[Stored records]
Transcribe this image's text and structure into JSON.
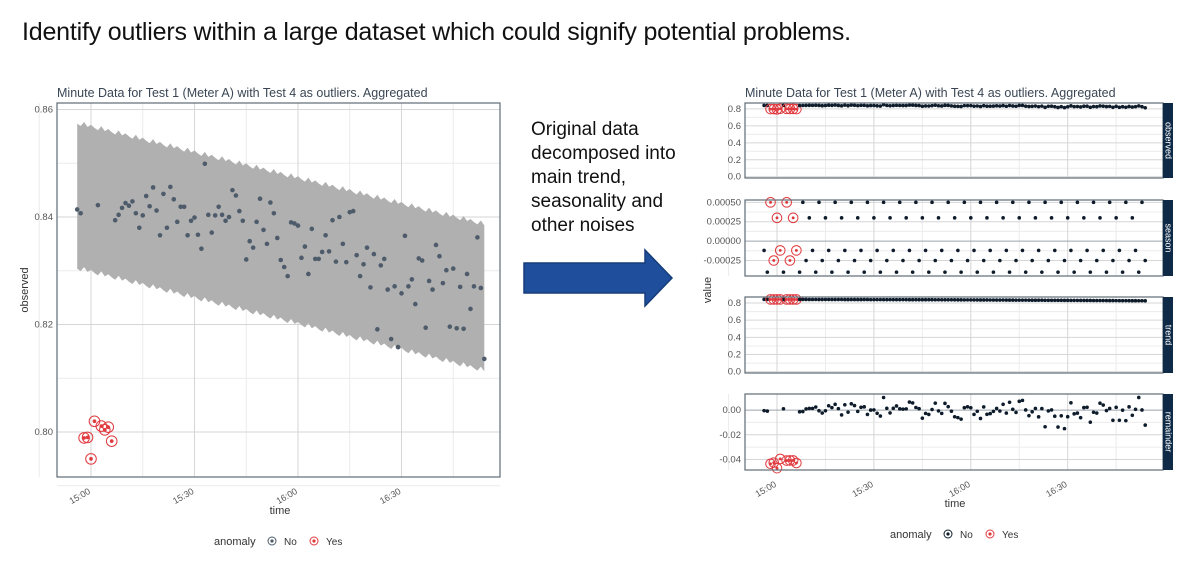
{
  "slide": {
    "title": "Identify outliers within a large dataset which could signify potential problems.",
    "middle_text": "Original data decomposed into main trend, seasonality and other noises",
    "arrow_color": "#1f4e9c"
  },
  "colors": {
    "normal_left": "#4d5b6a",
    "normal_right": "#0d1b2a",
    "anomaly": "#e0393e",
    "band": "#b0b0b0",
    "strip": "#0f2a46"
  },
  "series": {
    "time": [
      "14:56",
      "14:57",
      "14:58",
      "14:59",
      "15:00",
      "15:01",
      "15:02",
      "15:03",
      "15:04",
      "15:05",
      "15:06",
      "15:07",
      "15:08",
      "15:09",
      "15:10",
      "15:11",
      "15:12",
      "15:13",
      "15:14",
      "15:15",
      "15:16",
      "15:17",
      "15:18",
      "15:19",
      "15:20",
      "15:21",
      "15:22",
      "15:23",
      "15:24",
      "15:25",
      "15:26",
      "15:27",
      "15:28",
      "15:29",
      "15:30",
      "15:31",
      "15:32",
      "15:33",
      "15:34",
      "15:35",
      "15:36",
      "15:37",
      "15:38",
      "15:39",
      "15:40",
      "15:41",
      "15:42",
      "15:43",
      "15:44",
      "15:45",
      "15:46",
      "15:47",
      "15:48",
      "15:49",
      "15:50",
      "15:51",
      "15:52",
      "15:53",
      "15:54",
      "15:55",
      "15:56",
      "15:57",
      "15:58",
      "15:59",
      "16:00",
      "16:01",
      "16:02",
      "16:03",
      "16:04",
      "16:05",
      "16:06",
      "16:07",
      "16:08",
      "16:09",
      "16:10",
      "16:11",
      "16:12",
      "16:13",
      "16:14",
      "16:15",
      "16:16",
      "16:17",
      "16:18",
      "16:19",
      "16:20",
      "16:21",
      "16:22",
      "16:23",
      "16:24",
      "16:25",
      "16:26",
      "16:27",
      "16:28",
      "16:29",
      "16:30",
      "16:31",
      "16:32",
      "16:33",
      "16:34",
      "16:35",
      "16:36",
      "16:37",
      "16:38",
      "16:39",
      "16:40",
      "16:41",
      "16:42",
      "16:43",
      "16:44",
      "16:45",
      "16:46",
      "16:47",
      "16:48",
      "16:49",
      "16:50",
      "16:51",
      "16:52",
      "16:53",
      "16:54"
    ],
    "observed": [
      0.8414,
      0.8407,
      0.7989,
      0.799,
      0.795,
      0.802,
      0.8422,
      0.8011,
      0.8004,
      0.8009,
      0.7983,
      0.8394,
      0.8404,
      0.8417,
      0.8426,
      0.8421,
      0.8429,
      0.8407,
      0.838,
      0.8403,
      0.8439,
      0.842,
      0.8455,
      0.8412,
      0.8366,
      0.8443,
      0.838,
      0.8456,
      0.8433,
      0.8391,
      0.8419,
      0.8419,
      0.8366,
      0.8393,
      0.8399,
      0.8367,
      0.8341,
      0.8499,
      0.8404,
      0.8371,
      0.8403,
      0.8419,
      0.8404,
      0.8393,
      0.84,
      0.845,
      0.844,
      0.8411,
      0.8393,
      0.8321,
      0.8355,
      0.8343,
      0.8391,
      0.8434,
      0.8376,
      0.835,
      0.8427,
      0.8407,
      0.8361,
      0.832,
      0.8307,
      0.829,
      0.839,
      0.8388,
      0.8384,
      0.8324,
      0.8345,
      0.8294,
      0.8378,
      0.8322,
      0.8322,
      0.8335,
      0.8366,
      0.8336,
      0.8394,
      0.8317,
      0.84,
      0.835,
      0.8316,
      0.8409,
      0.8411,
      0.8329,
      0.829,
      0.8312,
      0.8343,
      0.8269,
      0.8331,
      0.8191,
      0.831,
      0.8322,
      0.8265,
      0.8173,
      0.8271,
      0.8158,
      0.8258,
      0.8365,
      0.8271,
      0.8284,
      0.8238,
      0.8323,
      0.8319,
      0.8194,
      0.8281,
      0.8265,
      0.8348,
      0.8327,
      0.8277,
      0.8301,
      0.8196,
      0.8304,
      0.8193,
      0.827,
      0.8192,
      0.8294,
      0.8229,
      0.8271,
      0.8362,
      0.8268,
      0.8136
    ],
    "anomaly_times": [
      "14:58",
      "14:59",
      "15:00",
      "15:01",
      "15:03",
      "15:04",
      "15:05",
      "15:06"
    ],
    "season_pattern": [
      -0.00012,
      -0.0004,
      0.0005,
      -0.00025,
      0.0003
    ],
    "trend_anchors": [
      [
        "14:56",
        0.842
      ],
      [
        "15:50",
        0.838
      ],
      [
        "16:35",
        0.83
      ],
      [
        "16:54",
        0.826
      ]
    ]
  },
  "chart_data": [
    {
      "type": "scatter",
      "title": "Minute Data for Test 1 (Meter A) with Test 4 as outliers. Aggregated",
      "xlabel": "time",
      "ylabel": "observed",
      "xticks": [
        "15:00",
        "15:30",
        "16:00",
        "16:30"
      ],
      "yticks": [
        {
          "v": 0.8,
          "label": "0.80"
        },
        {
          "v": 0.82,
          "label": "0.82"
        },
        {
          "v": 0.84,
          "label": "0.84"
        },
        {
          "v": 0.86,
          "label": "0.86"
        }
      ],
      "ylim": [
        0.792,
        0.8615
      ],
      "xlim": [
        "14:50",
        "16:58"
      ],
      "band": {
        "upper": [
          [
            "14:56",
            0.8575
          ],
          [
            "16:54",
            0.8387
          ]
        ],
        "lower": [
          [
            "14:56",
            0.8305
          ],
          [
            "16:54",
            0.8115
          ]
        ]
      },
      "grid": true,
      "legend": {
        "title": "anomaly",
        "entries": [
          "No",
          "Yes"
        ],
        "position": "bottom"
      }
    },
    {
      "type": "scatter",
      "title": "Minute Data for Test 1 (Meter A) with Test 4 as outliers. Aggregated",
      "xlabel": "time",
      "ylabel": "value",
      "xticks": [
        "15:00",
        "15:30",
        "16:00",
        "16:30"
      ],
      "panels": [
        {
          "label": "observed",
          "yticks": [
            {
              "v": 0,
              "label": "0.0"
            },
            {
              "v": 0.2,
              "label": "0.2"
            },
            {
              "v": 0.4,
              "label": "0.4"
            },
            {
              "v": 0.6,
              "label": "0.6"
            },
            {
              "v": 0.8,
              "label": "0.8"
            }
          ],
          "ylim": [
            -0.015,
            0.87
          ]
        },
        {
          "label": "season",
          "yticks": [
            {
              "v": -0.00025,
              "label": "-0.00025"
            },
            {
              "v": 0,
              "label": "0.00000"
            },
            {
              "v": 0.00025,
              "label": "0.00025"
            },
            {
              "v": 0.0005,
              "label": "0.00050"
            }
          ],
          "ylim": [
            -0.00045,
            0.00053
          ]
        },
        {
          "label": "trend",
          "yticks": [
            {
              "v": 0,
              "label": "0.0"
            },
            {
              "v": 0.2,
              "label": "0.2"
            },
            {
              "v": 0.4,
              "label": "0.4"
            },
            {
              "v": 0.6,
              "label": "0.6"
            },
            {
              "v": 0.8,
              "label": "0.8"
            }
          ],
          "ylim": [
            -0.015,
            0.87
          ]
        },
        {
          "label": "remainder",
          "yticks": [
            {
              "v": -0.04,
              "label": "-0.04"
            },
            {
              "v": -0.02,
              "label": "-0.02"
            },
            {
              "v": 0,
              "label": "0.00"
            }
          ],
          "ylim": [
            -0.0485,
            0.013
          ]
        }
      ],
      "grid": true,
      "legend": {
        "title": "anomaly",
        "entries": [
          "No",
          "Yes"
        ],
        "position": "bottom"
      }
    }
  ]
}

---

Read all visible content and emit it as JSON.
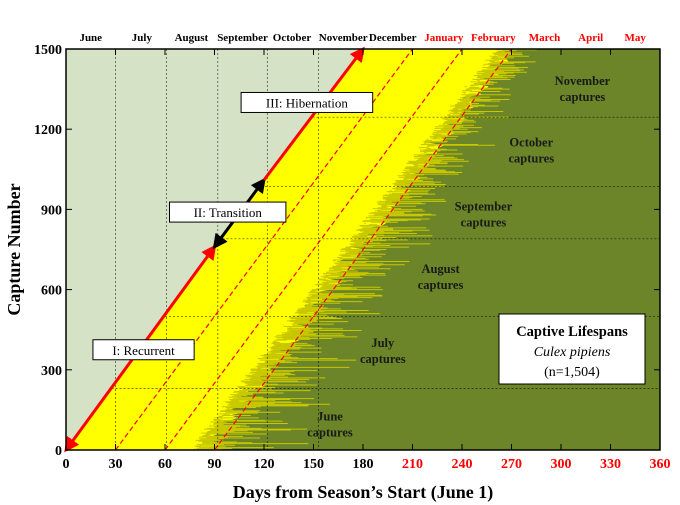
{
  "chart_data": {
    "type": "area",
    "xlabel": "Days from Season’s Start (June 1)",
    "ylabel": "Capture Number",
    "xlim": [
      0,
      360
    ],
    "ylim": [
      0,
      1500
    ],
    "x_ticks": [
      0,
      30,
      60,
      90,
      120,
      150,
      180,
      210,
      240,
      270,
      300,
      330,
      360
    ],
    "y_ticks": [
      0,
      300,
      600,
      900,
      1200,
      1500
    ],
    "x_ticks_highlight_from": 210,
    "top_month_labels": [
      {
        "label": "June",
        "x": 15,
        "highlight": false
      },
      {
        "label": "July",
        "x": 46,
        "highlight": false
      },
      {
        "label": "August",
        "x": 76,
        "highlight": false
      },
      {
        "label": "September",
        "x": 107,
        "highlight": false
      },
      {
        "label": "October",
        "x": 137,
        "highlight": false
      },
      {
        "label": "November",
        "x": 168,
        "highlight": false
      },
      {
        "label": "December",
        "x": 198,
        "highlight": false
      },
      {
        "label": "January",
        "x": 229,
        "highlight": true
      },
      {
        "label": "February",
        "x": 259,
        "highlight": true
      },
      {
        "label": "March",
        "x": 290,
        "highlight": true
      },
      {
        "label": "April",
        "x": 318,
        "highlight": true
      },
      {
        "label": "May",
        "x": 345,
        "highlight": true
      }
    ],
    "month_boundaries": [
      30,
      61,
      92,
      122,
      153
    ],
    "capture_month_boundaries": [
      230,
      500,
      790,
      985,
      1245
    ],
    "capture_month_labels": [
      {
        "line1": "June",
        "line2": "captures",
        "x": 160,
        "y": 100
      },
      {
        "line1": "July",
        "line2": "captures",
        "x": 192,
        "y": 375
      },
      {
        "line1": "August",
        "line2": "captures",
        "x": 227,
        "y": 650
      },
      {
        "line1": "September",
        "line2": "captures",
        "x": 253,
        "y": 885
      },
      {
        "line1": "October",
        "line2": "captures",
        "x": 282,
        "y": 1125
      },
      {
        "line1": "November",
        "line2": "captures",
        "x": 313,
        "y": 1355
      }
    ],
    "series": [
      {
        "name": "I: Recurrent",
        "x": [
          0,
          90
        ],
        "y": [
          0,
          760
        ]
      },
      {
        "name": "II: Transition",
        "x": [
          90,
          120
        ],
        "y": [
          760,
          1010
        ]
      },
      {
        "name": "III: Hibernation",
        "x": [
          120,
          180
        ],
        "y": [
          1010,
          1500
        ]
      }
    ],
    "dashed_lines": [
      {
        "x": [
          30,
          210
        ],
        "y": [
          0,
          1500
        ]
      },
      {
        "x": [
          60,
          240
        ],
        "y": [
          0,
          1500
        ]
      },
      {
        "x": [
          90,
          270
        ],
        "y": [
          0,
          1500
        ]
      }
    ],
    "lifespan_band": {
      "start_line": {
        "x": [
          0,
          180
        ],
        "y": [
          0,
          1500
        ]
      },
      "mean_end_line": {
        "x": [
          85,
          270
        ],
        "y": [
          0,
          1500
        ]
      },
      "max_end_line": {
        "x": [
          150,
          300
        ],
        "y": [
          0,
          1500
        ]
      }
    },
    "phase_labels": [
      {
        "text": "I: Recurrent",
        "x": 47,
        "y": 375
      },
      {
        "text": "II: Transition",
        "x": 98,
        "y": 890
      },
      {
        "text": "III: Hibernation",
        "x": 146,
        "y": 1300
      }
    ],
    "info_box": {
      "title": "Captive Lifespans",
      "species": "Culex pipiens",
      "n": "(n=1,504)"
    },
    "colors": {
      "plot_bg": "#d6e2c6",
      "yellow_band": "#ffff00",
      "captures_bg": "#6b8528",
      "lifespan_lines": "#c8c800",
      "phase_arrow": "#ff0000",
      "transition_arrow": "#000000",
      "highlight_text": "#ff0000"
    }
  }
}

_WHAT TO WORK ON_. Tell how many lines in the records above contain "June", giving the number and no other words.

_EXERCISE ANSWER_. 3